## MATERIAL SUPPLIED
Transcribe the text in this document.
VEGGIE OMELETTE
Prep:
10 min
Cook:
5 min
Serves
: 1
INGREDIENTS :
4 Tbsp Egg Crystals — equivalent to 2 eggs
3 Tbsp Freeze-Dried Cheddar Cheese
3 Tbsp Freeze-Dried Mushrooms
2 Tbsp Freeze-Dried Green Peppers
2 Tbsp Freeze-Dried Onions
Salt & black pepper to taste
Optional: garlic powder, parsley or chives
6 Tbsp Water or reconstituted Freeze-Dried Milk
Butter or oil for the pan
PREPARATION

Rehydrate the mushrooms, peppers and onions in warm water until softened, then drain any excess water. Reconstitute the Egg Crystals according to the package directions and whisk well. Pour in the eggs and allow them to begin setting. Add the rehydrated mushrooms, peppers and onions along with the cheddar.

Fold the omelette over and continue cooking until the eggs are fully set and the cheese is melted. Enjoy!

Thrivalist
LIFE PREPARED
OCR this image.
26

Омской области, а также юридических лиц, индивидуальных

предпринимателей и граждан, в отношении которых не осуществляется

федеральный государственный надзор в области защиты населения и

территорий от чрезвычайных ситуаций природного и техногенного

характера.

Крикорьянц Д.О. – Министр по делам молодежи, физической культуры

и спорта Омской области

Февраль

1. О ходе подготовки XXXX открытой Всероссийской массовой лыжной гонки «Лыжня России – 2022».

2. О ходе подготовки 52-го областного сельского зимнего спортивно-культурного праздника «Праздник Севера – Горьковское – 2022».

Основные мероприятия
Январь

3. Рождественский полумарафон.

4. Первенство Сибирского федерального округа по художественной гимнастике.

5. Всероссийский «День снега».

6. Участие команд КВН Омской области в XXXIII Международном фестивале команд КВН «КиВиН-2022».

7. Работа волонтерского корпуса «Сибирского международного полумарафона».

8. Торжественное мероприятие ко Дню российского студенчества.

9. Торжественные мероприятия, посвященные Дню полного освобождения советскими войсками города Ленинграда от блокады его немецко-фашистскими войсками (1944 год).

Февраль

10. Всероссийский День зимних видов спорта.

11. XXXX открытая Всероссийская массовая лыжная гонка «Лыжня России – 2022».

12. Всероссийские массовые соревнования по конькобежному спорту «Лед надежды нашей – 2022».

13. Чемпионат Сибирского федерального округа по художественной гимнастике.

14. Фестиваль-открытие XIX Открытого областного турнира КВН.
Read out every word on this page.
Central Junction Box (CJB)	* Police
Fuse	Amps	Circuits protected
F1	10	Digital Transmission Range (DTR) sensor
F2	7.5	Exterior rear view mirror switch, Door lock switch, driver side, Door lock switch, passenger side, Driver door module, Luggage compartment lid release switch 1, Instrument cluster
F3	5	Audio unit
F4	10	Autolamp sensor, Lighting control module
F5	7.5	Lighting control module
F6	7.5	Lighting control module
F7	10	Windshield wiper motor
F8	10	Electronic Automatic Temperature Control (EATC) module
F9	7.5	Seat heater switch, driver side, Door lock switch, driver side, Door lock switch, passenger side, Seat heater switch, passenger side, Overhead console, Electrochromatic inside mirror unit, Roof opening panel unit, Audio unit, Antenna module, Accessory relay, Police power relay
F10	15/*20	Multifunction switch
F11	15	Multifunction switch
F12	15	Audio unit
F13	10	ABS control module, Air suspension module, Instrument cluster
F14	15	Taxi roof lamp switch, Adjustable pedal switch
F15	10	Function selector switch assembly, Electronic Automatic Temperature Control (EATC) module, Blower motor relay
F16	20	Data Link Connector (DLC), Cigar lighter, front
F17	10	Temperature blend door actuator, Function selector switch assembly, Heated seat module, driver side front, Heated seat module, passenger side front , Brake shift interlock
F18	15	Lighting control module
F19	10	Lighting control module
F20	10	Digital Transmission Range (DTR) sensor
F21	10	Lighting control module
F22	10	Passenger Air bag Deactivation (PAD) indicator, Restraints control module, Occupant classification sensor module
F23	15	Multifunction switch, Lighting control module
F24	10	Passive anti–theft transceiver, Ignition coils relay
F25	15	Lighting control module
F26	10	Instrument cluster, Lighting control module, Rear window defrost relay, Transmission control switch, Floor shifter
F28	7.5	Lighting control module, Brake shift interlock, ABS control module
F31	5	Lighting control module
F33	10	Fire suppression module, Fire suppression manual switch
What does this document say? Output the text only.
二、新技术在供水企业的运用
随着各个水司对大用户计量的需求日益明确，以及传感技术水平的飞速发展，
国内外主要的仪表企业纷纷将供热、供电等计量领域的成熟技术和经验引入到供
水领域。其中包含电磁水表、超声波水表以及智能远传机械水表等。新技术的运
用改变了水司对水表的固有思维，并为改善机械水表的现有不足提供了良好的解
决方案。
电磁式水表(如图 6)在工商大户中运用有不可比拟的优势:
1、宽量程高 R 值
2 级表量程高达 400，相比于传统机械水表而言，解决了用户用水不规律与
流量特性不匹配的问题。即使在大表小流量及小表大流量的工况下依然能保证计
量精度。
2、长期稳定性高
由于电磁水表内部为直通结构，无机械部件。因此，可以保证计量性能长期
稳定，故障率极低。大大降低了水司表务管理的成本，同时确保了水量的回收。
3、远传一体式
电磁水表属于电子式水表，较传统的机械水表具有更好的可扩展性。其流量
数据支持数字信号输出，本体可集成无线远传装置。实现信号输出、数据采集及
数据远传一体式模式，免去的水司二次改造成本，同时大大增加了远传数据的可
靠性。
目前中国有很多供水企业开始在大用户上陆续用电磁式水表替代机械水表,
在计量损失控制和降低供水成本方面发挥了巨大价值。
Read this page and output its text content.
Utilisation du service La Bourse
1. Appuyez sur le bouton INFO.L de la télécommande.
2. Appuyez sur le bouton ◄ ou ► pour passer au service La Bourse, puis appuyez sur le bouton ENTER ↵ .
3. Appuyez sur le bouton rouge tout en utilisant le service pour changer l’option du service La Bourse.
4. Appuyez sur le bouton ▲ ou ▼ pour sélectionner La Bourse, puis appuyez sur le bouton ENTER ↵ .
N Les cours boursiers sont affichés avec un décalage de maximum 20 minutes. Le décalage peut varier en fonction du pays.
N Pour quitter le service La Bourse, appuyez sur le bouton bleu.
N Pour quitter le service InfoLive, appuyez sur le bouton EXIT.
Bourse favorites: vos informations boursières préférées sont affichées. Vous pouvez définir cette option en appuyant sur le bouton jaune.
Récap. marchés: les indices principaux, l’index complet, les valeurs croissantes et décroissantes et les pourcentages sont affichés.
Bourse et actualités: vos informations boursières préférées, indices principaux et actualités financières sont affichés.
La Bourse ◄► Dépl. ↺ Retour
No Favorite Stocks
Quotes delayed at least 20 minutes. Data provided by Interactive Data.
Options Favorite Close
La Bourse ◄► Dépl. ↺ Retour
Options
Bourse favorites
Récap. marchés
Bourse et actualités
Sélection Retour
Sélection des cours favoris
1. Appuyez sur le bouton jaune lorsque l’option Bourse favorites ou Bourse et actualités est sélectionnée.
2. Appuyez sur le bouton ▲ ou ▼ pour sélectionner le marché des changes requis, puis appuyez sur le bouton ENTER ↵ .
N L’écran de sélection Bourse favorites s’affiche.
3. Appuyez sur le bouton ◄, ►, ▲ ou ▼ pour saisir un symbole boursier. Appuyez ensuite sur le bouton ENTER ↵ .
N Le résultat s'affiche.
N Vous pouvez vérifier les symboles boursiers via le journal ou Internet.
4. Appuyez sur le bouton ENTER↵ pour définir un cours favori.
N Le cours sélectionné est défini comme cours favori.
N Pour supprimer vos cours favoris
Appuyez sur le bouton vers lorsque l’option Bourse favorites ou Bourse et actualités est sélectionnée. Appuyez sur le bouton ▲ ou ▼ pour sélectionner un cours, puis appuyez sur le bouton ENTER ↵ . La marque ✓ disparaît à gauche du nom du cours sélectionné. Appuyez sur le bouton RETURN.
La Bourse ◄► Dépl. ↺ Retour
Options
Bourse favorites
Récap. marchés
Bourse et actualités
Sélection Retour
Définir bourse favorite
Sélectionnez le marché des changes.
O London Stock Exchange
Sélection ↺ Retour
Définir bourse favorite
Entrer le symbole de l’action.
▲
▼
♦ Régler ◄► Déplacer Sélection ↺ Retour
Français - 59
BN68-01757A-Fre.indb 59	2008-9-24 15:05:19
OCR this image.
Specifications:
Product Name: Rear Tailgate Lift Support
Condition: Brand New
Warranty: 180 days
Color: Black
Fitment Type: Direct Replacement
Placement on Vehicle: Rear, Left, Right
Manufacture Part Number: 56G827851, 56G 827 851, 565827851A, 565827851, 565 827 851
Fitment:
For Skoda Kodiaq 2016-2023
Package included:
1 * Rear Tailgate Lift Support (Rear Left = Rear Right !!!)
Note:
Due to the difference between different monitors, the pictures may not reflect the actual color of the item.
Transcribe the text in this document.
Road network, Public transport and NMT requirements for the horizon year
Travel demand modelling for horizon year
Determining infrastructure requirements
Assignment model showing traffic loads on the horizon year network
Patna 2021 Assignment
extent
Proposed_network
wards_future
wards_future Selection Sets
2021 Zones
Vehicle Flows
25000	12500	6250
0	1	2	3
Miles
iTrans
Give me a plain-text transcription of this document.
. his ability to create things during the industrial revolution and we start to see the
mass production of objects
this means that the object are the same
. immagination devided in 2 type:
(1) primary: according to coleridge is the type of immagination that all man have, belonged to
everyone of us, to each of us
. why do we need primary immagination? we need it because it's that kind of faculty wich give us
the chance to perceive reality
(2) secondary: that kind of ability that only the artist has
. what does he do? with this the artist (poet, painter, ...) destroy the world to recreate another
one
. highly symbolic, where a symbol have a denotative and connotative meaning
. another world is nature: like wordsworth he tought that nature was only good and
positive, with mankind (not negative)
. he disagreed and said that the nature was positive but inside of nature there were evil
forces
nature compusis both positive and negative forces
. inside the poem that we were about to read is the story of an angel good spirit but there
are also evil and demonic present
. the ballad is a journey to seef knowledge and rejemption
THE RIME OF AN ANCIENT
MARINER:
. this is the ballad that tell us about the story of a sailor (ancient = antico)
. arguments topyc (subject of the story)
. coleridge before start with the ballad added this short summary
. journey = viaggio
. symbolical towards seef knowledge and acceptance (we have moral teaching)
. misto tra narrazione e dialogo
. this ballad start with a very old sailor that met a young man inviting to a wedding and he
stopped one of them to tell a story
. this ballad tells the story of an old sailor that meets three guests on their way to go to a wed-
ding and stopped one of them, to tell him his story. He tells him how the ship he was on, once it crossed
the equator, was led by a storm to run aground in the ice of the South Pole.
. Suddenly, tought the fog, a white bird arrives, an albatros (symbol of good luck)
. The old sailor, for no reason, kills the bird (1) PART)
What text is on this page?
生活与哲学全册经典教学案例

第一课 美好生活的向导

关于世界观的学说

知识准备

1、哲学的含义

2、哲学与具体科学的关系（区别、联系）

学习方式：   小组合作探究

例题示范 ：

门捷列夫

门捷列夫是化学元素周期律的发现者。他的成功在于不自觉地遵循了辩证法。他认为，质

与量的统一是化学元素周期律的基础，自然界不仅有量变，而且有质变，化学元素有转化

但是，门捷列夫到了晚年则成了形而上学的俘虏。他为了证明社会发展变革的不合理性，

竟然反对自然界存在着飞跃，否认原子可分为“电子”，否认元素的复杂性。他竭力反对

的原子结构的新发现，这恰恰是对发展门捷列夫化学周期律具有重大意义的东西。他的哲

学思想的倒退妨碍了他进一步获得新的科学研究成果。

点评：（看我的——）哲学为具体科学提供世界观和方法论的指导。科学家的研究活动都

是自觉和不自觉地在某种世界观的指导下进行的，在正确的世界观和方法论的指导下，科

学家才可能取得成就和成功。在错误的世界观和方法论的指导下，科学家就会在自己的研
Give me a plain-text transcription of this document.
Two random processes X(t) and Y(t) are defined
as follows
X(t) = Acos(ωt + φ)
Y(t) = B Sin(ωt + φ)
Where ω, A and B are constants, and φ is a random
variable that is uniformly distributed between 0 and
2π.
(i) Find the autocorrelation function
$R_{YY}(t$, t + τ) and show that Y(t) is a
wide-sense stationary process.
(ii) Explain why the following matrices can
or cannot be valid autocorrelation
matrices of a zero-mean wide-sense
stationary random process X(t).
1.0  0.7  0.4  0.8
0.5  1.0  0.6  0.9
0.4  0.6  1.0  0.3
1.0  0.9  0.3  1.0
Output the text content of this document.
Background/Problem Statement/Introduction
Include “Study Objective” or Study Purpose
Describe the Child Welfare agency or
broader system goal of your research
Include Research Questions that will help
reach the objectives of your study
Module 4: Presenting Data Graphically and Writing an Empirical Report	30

## WHAT YOU HAVE TO DO
Transcribe exactly the line containing "Output the text content of this document." and all remaining lines of the material, ending with the last one.

## RESULT FOR THIS TASK
Output the text content of this document.
Background/Problem Statement/Introduction
Include “Study Objective” or Study Purpose
Describe the Child Welfare agency or
broader system goal of your research
Include Research Questions that will help
reach the objectives of your study
Module 4: Presenting Data Graphically and Writing an Empirical Report	30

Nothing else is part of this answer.